#### Objective:
Restate the data exactly as given and keep the pictures out.

--- START Input ---

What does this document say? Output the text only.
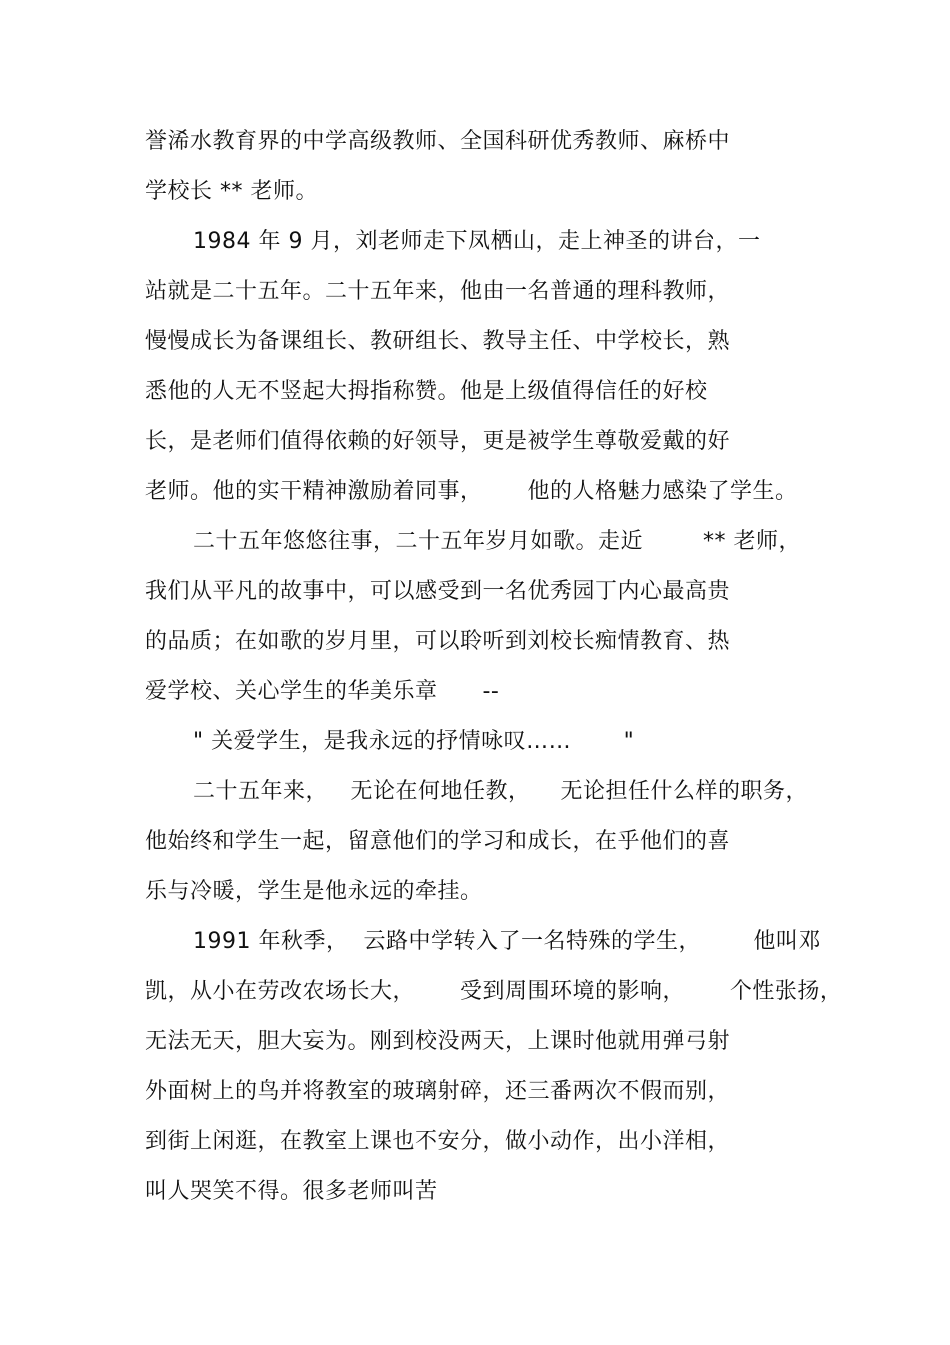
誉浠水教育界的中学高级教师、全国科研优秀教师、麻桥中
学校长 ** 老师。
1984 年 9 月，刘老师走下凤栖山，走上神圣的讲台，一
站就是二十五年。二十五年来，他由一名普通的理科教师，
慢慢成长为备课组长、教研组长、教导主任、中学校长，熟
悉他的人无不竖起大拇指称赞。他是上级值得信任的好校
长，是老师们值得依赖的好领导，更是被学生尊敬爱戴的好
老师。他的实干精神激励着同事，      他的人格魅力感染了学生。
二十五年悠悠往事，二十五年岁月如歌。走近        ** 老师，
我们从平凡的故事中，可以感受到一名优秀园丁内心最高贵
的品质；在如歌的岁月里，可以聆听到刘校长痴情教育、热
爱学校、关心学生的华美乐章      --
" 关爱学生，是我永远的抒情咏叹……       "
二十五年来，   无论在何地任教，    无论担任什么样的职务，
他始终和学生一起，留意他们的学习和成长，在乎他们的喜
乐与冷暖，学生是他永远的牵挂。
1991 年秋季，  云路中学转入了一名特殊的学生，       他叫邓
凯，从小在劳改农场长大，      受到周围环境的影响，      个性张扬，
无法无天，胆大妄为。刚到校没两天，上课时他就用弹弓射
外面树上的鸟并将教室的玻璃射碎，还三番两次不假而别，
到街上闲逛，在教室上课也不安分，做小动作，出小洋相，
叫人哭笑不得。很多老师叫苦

--- END Input ---

#### Task output:
What does this document say? Output the text only.
誉浠水教育界的中学高级教师、全国科研优秀教师、麻桥中
学校长 ** 老师。
1984 年 9 月，刘老师走下凤栖山，走上神圣的讲台，一
站就是二十五年。二十五年来，他由一名普通的理科教师，
慢慢成长为备课组长、教研组长、教导主任、中学校长，熟
悉他的人无不竖起大拇指称赞。他是上级值得信任的好校
长，是老师们值得依赖的好领导，更是被学生尊敬爱戴的好
老师。他的实干精神激励着同事，      他的人格魅力感染了学生。
二十五年悠悠往事，二十五年岁月如歌。走近        ** 老师，
我们从平凡的故事中，可以感受到一名优秀园丁内心最高贵
的品质；在如歌的岁月里，可以聆听到刘校长痴情教育、热
爱学校、关心学生的华美乐章      --
" 关爱学生，是我永远的抒情咏叹……       "
二十五年来，   无论在何地任教，    无论担任什么样的职务，
他始终和学生一起，留意他们的学习和成长，在乎他们的喜
乐与冷暖，学生是他永远的牵挂。
1991 年秋季，  云路中学转入了一名特殊的学生，       他叫邓
凯，从小在劳改农场长大，      受到周围环境的影响，      个性张扬，
无法无天，胆大妄为。刚到校没两天，上课时他就用弹弓射
外面树上的鸟并将教室的玻璃射碎，还三番两次不假而别，
到街上闲逛，在教室上课也不安分，做小动作，出小洋相，
叫人哭笑不得。很多老师叫苦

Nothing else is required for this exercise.